## Figure record extracts
★ ★ ★ ★
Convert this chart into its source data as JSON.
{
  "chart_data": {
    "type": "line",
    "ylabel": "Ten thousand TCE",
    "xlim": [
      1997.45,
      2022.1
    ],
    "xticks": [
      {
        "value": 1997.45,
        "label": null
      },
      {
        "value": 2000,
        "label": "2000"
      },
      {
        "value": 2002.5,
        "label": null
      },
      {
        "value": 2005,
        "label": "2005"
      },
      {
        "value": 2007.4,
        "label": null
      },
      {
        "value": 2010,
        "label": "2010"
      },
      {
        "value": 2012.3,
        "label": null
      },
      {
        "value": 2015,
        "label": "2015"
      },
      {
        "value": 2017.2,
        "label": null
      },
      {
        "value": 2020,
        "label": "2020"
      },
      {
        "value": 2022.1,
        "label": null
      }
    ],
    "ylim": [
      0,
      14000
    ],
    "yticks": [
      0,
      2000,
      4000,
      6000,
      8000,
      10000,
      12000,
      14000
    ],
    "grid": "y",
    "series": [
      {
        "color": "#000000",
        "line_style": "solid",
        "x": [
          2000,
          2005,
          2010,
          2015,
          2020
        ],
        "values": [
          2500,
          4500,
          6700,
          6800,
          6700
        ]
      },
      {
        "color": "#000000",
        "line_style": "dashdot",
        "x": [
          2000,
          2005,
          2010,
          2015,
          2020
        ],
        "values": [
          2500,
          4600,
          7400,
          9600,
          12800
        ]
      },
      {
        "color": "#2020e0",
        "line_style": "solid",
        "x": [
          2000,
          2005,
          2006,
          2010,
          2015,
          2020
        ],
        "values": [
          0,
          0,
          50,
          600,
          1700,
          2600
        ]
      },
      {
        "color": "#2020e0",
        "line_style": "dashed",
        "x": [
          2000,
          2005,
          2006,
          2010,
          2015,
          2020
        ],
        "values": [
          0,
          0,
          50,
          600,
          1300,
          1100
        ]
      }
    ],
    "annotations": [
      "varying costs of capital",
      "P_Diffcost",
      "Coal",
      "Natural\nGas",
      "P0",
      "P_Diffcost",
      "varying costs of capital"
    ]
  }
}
★ ★ ★ ★
## TASK PROMPT
Select every line of the records holding the string "costs".

## EXERCISE RESULT
      "varying costs of capital",
      "varying costs of capital"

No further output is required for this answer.